----- RECORDS SHOWN
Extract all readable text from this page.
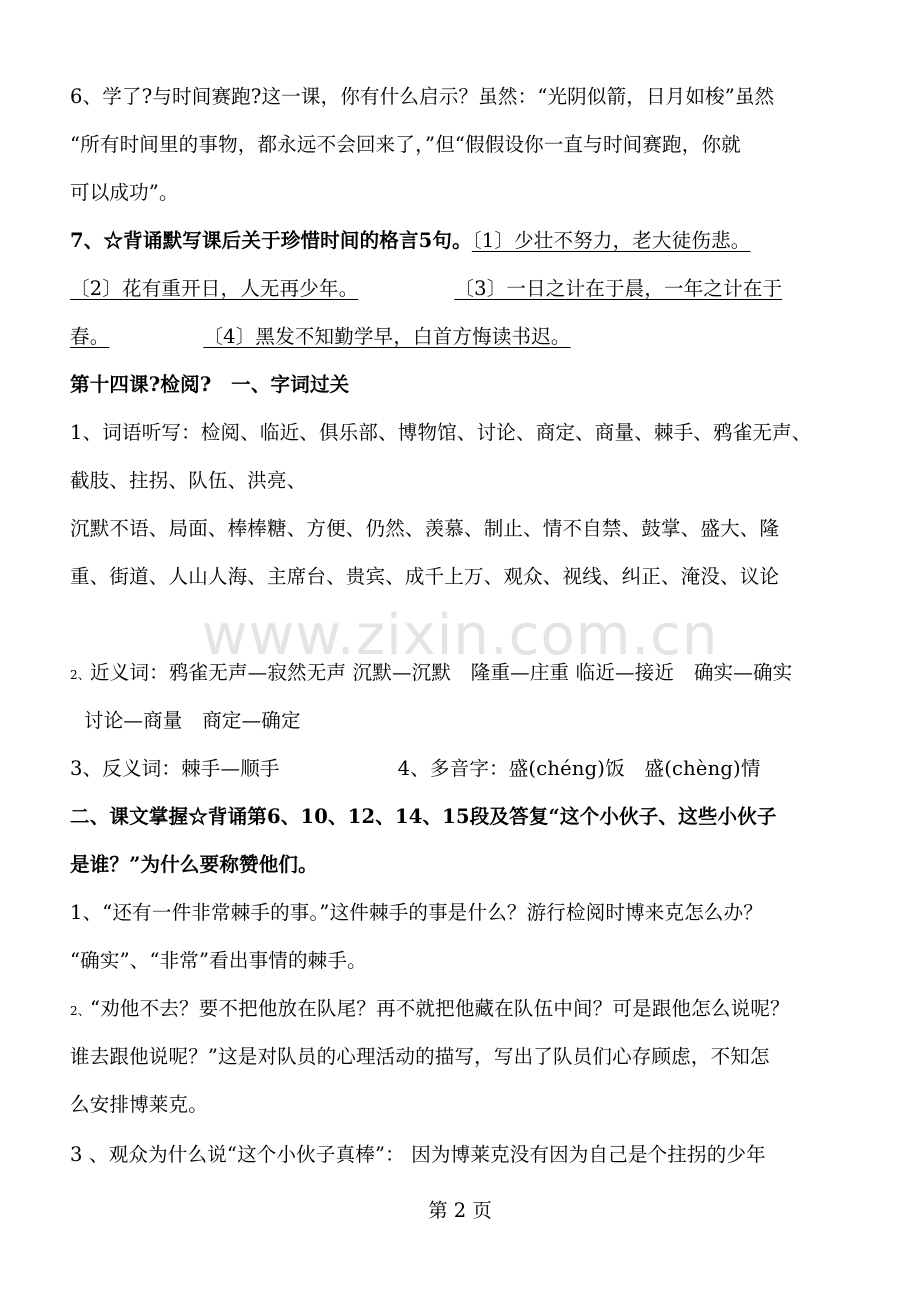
6、学了?与时间赛跑?这一课，你有什么启示？虽然：“光阴似箭，日月如梭”虽然
“所有时间里的事物，都永远不会回来了，”但“假假设你一直与时间赛跑，你就
可以成功”。
7、☆背诵默写课后关于珍惜时间的格言5句。〔1〕少壮不努力，老大徒伤悲。
〔2〕花有重开日，人无再少年。	〔3〕一日之计在于晨，一年之计在于
春。	〔4〕黑发不知勤学早，白首方悔读书迟。
第十四课?检阅?　一、字词过关
1、词语听写：检阅、临近、俱乐部、博物馆、讨论、商定、商量、棘手、鸦雀无声、
截肢、拄拐、队伍、洪亮、
沉默不语、局面、棒棒糖、方便、仍然、羡慕、制止、情不自禁、鼓掌、盛大、隆
重、街道、人山人海、主席台、贵宾、成千上万、观众、视线、纠正、淹没、议论
www.zixin.com.cn
2、近义词：鸦雀无声—寂然无声 沉默—沉默　隆重—庄重 临近—接近　确实—确实
讨论—商量　商定—确定
3、反义词：棘手—顺手	4、多音字：盛(chéng)饭　盛(chèng)情
二、课文掌握☆背诵第6、10、12、14、15段及答复“这个小伙子、这些小伙子
是谁？”为什么要称赞他们。
1、“还有一件非常棘手的事。”这件棘手的事是什么？游行检阅时博来克怎么办？
“确实”、“非常”看出事情的棘手。
2、“劝他不去？要不把他放在队尾？再不就把他藏在队伍中间？可是跟他怎么说呢？
谁去跟他说呢？”这是对队员的心理活动的描写，写出了队员们心存顾虑，不知怎
么安排博莱克。
3 、观众为什么说“这个小伙子真棒”： 因为博莱克没有因为自己是个拄拐的少年
第 2 页
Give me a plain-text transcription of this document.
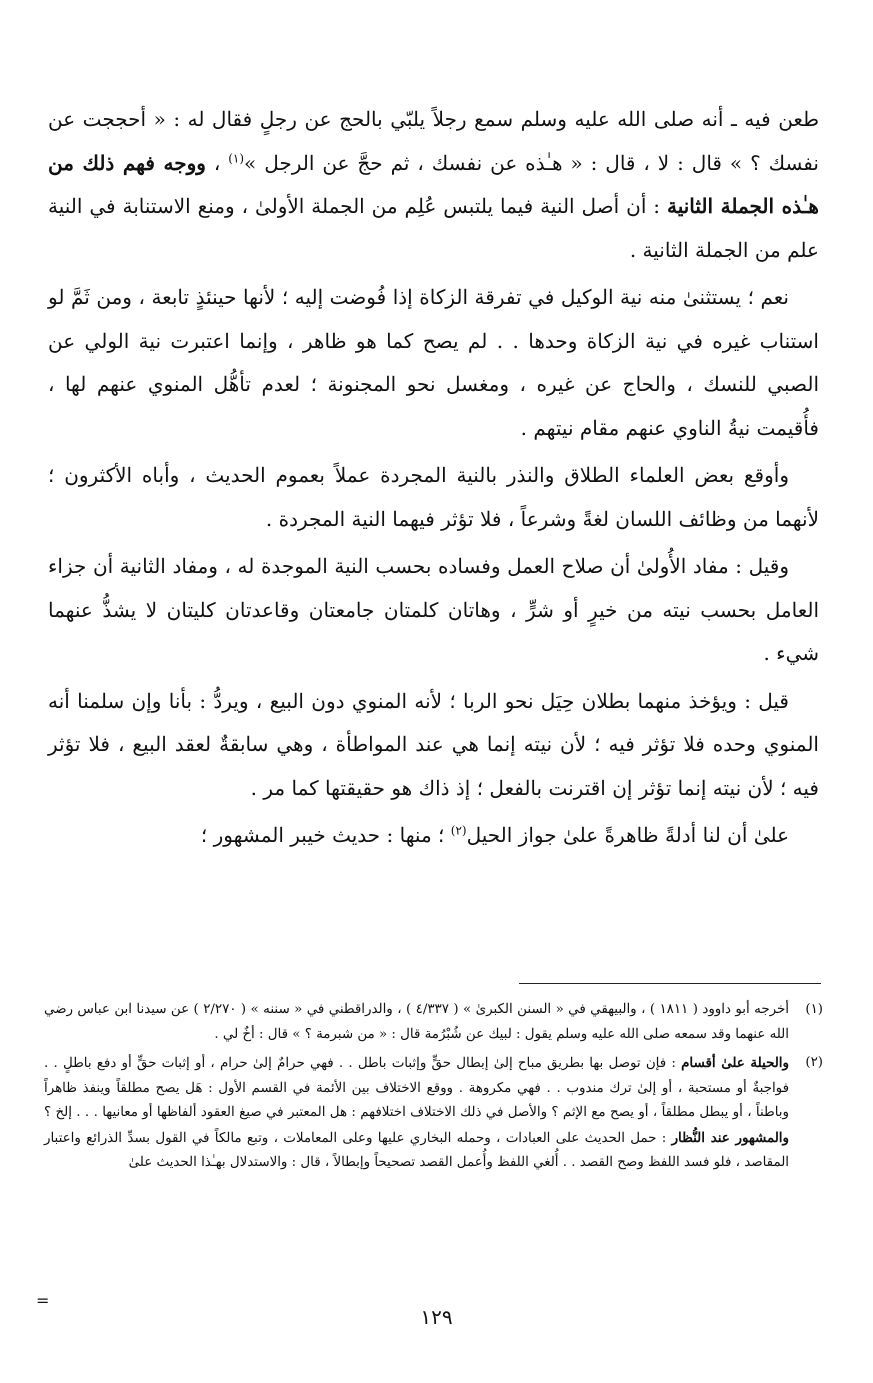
طعن فيه ـ أنه صلى الله عليه وسلم سمع رجلاً يلبّي بالحج عن رجلٍ فقال له : « أحججت عن نفسك ؟ » قال : لا ، قال : « هـٰذه عن نفسك ، ثم حجَّ عن الرجل »$^{(١)}$ ، ووجه فهم ذلك من هـٰذه الجملة الثانية : أن أصل النية فيما يلتبس عُلِم من الجملة الأولىٰ ، ومنع الاستنابة في النية علم من الجملة الثانية .

نعم ؛ يستثنىٰ منه نية الوكيل في تفرقة الزكاة إذا فُوضت إليه ؛ لأنها حينئذٍ تابعة ، ومن ثَمَّ لو استناب غيره في نية الزكاة وحدها . . لم يصح كما هو ظاهر ، وإنما اعتبرت نية الولي عن الصبي للنسك ، والحاج عن غيره ، ومغسل نحو المجنونة ؛ لعدم تأهُّل المنوي عنهم لها ، فأُقيمت نيةُ الناوي عنهم مقام نيتهم .

وأوقع بعض العلماء الطلاق والنذر بالنية المجردة عملاً بعموم الحديث ، وأباه الأكثرون ؛ لأنهما من وظائف اللسان لغةً وشرعاً ، فلا تؤثر فيهما النية المجردة .

وقيل : مفاد الأُولىٰ أن صلاح العمل وفساده بحسب النية الموجدة له ، ومفاد الثانية أن جزاء العامل بحسب نيته من خيرٍ أو شرٍّ ، وهاتان كلمتان جامعتان وقاعدتان كليتان لا يشذُّ عنهما شيء .

قيل : ويؤخذ منهما بطلان حِيَل نحو الربا ؛ لأنه المنوي دون البيع ، ويردُّ : بأنا وإن سلمنا أنه المنوي وحده فلا تؤثر فيه ؛ لأن نيته إنما هي عند المواطأة ، وهي سابقةٌ لعقد البيع ، فلا تؤثر فيه ؛ لأن نيته إنما تؤثر إن اقترنت بالفعل ؛ إذ ذاك هو حقيقتها كما مر .

علىٰ أن لنا أدلةً ظاهرةً علىٰ جواز الحيل$^{(٢)}$ ؛ منها : حديث خيبر المشهور ؛

(١)
أخرجه أبو داوود ( ١٨١١ ) ، والبيهقي في « السنن الكبرىٰ » ( ٤/٣٣٧ ) ، والدراقطني في « سننه » ( ٢/٢٧٠ ) عن سيدنا ابن عباس رضي الله عنهما وقد سمعه صلى الله عليه وسلم يقول : لبيك عن شُبْرُمة قال : « من شبرمة ؟ » قال : أخٌ لي .
(٢)
والحيلة علىٰ أقسام : فإن توصل بها بطريق مباح إلىٰ إبطال حقٍّ وإثبات باطل . . فهي حرامٌ إلىٰ حرام ، أو إثبات حقٍّ أو دفع باطلٍ . . فواجبةٌ أو مستحبة ، أو إلىٰ ترك مندوب . . فهي مكروهة . ووقع الاختلاف بين الأئمة في القسم الأول : هَل يصح مطلقاً وينفذ ظاهراً وباطناً ، أو يبطل مطلقاً ، أو يصح مع الإثم ؟ والأصل في ذلك الاختلاف اختلافهم : هل المعتبر في صيغ العقود ألفاظها أو معانيها . . . إلخ ؟ والمشهور عند النُّظار : حمل الحديث على العبادات ، وحمله البخاري عليها وعلى المعاملات ، وتبع مالكاً في القول بسدِّ الذرائع واعتبار المقاصد ، فلو فسد اللفظ وصح القصد . . أُلغي اللفظ وأُعمل القصد تصحيحاً وإبطالاً ، قال : والاستدلال بهـٰذا الحديث علىٰ
=
١٢٩
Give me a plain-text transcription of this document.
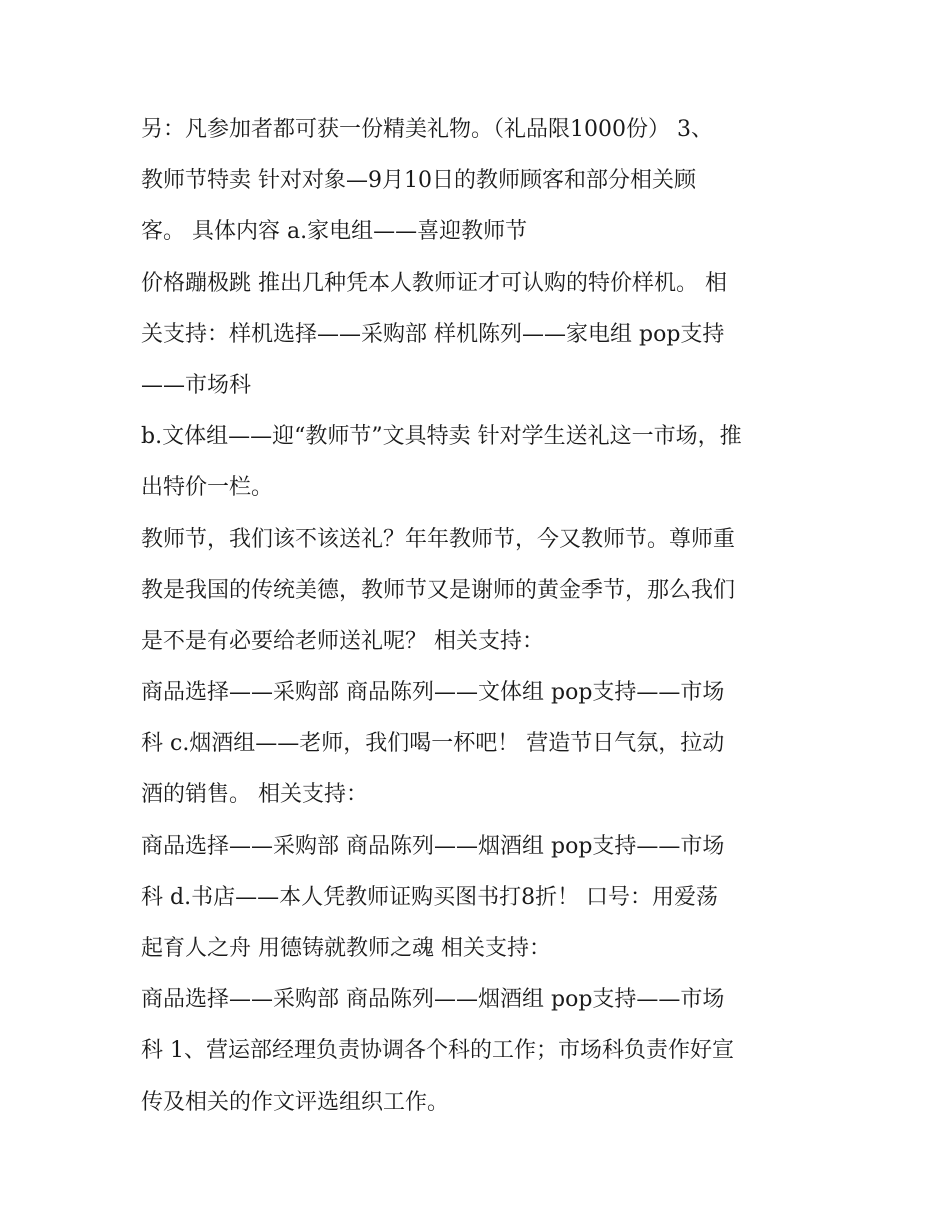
另：凡参加者都可获一份精美礼物。（礼品限1000份） 3、
教师节特卖 针对对象—9月10日的教师顾客和部分相关顾
客。 具体内容 a.家电组——喜迎教师节
价格蹦极跳 推出几种凭本人教师证才可认购的特价样机。 相
关支持：样机选择——采购部 样机陈列——家电组 pop支持
——市场科
b.文体组——迎“教师节”文具特卖 针对学生送礼这一市场，推
出特价一栏。
教师节，我们该不该送礼？年年教师节，今又教师节。尊师重
教是我国的传统美德，教师节又是谢师的黄金季节，那么我们
是不是有必要给老师送礼呢？ 相关支持：
商品选择——采购部 商品陈列——文体组 pop支持——市场
科 c.烟酒组——老师，我们喝一杯吧！ 营造节日气氛，拉动
酒的销售。 相关支持：
商品选择——采购部 商品陈列——烟酒组 pop支持——市场
科 d.书店——本人凭教师证购买图书打8折！ 口号：用爱荡
起育人之舟 用德铸就教师之魂 相关支持：
商品选择——采购部 商品陈列——烟酒组 pop支持——市场
科 1、营运部经理负责协调各个科的工作；市场科负责作好宣
传及相关的作文评选组织工作。
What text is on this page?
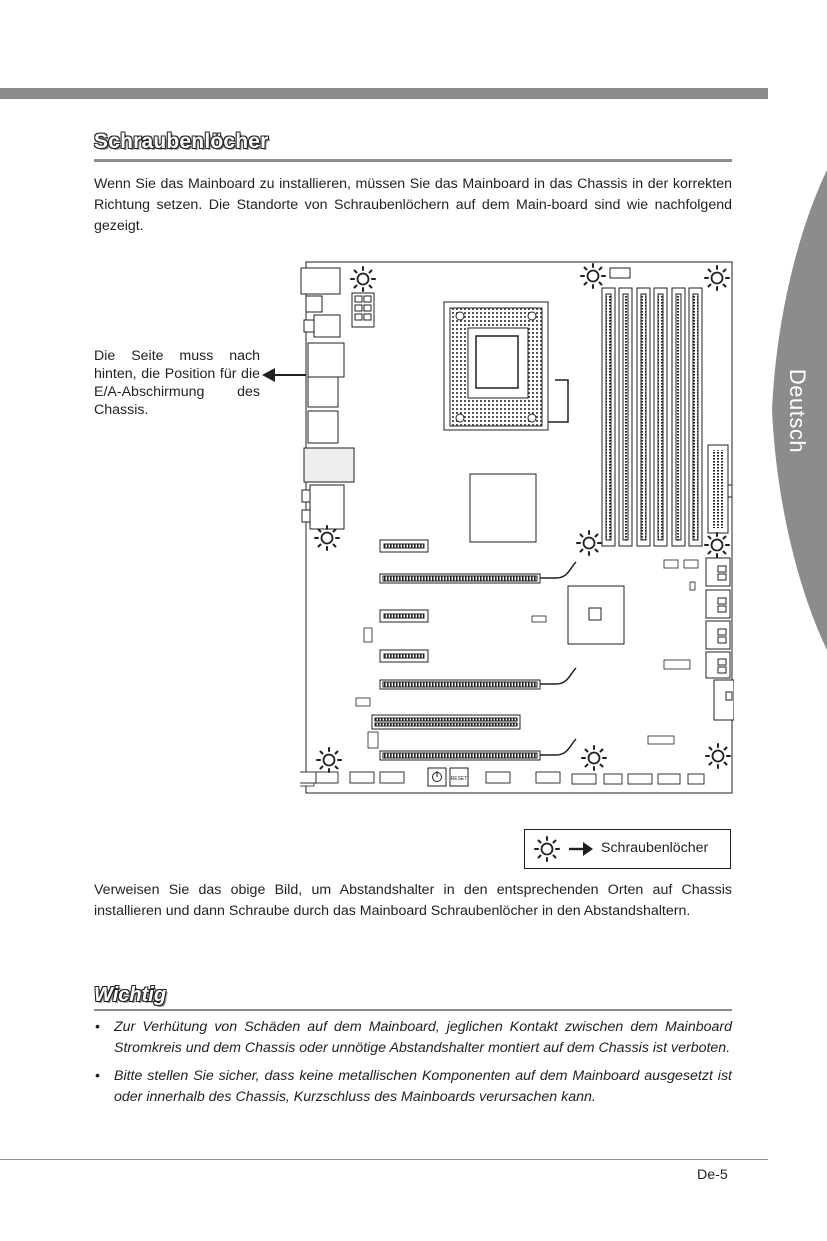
Deutsch
Schraubenlöcher
Wenn Sie das Mainboard zu installieren, müssen Sie das Mainboard in das Chassis in der korrekten Richtung setzen. Die Standorte von Schraubenlöchern auf dem Main-board sind wie nachfolgend gezeigt.
Die Seite muss nach hinten, die Position für die E/A-Abschirmung des Chassis.
RESET
Schraubenlöcher
Verweisen Sie das obige Bild, um Abstandshalter in den entsprechenden Orten auf Chassis installieren und dann Schraube durch das Mainboard Schraubenlöcher in den Abstandshaltern.
Wichtig
• Zur Verhütung von Schäden auf dem Mainboard, jeglichen Kontakt zwischen dem Mainboard Stromkreis und dem Chassis oder unnötige Abstandshalter montiert auf dem Chassis ist verboten.
• Bitte stellen Sie sicher, dass keine metallischen Komponenten auf dem Mainboard ausgesetzt ist oder innerhalb des Chassis, Kurzschluss des Mainboards verursachen kann.
De-5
----------
Write every entry out again exactly, dropping the pictures.

Extract all readable text from this page.
6、学了?与时间赛跑?这一课，你有什么启示？虽然：“光阴似箭，日月如梭”虽然
“所有时间里的事物，都永远不会回来了，”但“假假设你一直与时间赛跑，你就
可以成功”。
7、☆背诵默写课后关于珍惜时间的格言5句。〔1〕少壮不努力，老大徒伤悲。
〔2〕花有重开日，人无再少年。	〔3〕一日之计在于晨，一年之计在于
春。	〔4〕黑发不知勤学早，白首方悔读书迟。
第十四课?检阅?　一、字词过关
1、词语听写：检阅、临近、俱乐部、博物馆、讨论、商定、商量、棘手、鸦雀无声、
截肢、拄拐、队伍、洪亮、
沉默不语、局面、棒棒糖、方便、仍然、羡慕、制止、情不自禁、鼓掌、盛大、隆
重、街道、人山人海、主席台、贵宾、成千上万、观众、视线、纠正、淹没、议论
www.zixin.com.cn
2、近义词：鸦雀无声—寂然无声 沉默—沉默　隆重—庄重 临近—接近　确实—确实
讨论—商量　商定—确定
3、反义词：棘手—顺手	4、多音字：盛(chéng)饭　盛(chèng)情
二、课文掌握☆背诵第6、10、12、14、15段及答复“这个小伙子、这些小伙子
是谁？”为什么要称赞他们。
1、“还有一件非常棘手的事。”这件棘手的事是什么？游行检阅时博来克怎么办？
“确实”、“非常”看出事情的棘手。
2、“劝他不去？要不把他放在队尾？再不就把他藏在队伍中间？可是跟他怎么说呢？
谁去跟他说呢？”这是对队员的心理活动的描写，写出了队员们心存顾虑，不知怎
么安排博莱克。
3 、观众为什么说“这个小伙子真棒”： 因为博莱克没有因为自己是个拄拐的少年
第 2 页
Give me a plain-text transcription of this document.
طعن فيه ـ أنه صلى الله عليه وسلم سمع رجلاً يلبّي بالحج عن رجلٍ فقال له : « أحججت عن نفسك ؟ » قال : لا ، قال : « هـٰذه عن نفسك ، ثم حجَّ عن الرجل »$^{(١)}$ ، ووجه فهم ذلك من هـٰذه الجملة الثانية : أن أصل النية فيما يلتبس عُلِم من الجملة الأولىٰ ، ومنع الاستنابة في النية علم من الجملة الثانية .

نعم ؛ يستثنىٰ منه نية الوكيل في تفرقة الزكاة إذا فُوضت إليه ؛ لأنها حينئذٍ تابعة ، ومن ثَمَّ لو استناب غيره في نية الزكاة وحدها . . لم يصح كما هو ظاهر ، وإنما اعتبرت نية الولي عن الصبي للنسك ، والحاج عن غيره ، ومغسل نحو المجنونة ؛ لعدم تأهُّل المنوي عنهم لها ، فأُقيمت نيةُ الناوي عنهم مقام نيتهم .

وأوقع بعض العلماء الطلاق والنذر بالنية المجردة عملاً بعموم الحديث ، وأباه الأكثرون ؛ لأنهما من وظائف اللسان لغةً وشرعاً ، فلا تؤثر فيهما النية المجردة .

وقيل : مفاد الأُولىٰ أن صلاح العمل وفساده بحسب النية الموجدة له ، ومفاد الثانية أن جزاء العامل بحسب نيته من خيرٍ أو شرٍّ ، وهاتان كلمتان جامعتان وقاعدتان كليتان لا يشذُّ عنهما شيء .

قيل : ويؤخذ منهما بطلان حِيَل نحو الربا ؛ لأنه المنوي دون البيع ، ويردُّ : بأنا وإن سلمنا أنه المنوي وحده فلا تؤثر فيه ؛ لأن نيته إنما هي عند المواطأة ، وهي سابقةٌ لعقد البيع ، فلا تؤثر فيه ؛ لأن نيته إنما تؤثر إن اقترنت بالفعل ؛ إذ ذاك هو حقيقتها كما مر .

علىٰ أن لنا أدلةً ظاهرةً علىٰ جواز الحيل$^{(٢)}$ ؛ منها : حديث خيبر المشهور ؛

(١)
أخرجه أبو داوود ( ١٨١١ ) ، والبيهقي في « السنن الكبرىٰ » ( ٤/٣٣٧ ) ، والدراقطني في « سننه » ( ٢/٢٧٠ ) عن سيدنا ابن عباس رضي الله عنهما وقد سمعه صلى الله عليه وسلم يقول : لبيك عن شُبْرُمة قال : « من شبرمة ؟ » قال : أخٌ لي .
(٢)
والحيلة علىٰ أقسام : فإن توصل بها بطريق مباح إلىٰ إبطال حقٍّ وإثبات باطل . . فهي حرامٌ إلىٰ حرام ، أو إثبات حقٍّ أو دفع باطلٍ . . فواجبةٌ أو مستحبة ، أو إلىٰ ترك مندوب . . فهي مكروهة . ووقع الاختلاف بين الأئمة في القسم الأول : هَل يصح مطلقاً وينفذ ظاهراً وباطناً ، أو يبطل مطلقاً ، أو يصح مع الإثم ؟ والأصل في ذلك الاختلاف اختلافهم : هل المعتبر في صيغ العقود ألفاظها أو معانيها . . . إلخ ؟ والمشهور عند النُّظار : حمل الحديث على العبادات ، وحمله البخاري عليها وعلى المعاملات ، وتبع مالكاً في القول بسدِّ الذرائع واعتبار المقاصد ، فلو فسد اللفظ وصح القصد . . أُلغي اللفظ وأُعمل القصد تصحيحاً وإبطالاً ، قال : والاستدلال بهـٰذا الحديث علىٰ
=
١٢٩
Give me a plain-text transcription of this document.
另：凡参加者都可获一份精美礼物。（礼品限1000份） 3、
教师节特卖 针对对象—9月10日的教师顾客和部分相关顾
客。 具体内容 a.家电组——喜迎教师节
价格蹦极跳 推出几种凭本人教师证才可认购的特价样机。 相
关支持：样机选择——采购部 样机陈列——家电组 pop支持
——市场科
b.文体组——迎“教师节”文具特卖 针对学生送礼这一市场，推
出特价一栏。
教师节，我们该不该送礼？年年教师节，今又教师节。尊师重
教是我国的传统美德，教师节又是谢师的黄金季节，那么我们
是不是有必要给老师送礼呢？ 相关支持：
商品选择——采购部 商品陈列——文体组 pop支持——市场
科 c.烟酒组——老师，我们喝一杯吧！ 营造节日气氛，拉动
酒的销售。 相关支持：
商品选择——采购部 商品陈列——烟酒组 pop支持——市场
科 d.书店——本人凭教师证购买图书打8折！ 口号：用爱荡
起育人之舟 用德铸就教师之魂 相关支持：
商品选择——采购部 商品陈列——烟酒组 pop支持——市场
科 1、营运部经理负责协调各个科的工作；市场科负责作好宣
传及相关的作文评选组织工作。
What text is on this page?
Deutsch
Schraubenlöcher
Wenn Sie das Mainboard zu installieren, müssen Sie das Mainboard in das Chassis in der korrekten Richtung setzen. Die Standorte von Schraubenlöchern auf dem Main-board sind wie nachfolgend gezeigt.
Die Seite muss nach hinten, die Position für die E/A-Abschirmung des Chassis.
RESET
Schraubenlöcher
Verweisen Sie das obige Bild, um Abstandshalter in den entsprechenden Orten auf Chassis installieren und dann Schraube durch das Mainboard Schraubenlöcher in den Abstandshaltern.
Wichtig
• Zur Verhütung von Schäden auf dem Mainboard, jeglichen Kontakt zwischen dem Mainboard Stromkreis und dem Chassis oder unnötige Abstandshalter montiert auf dem Chassis ist verboten.
• Bitte stellen Sie sicher, dass keine metallischen Komponenten auf dem Mainboard ausgesetzt ist oder innerhalb des Chassis, Kurzschluss des Mainboards verursachen kann.
De-5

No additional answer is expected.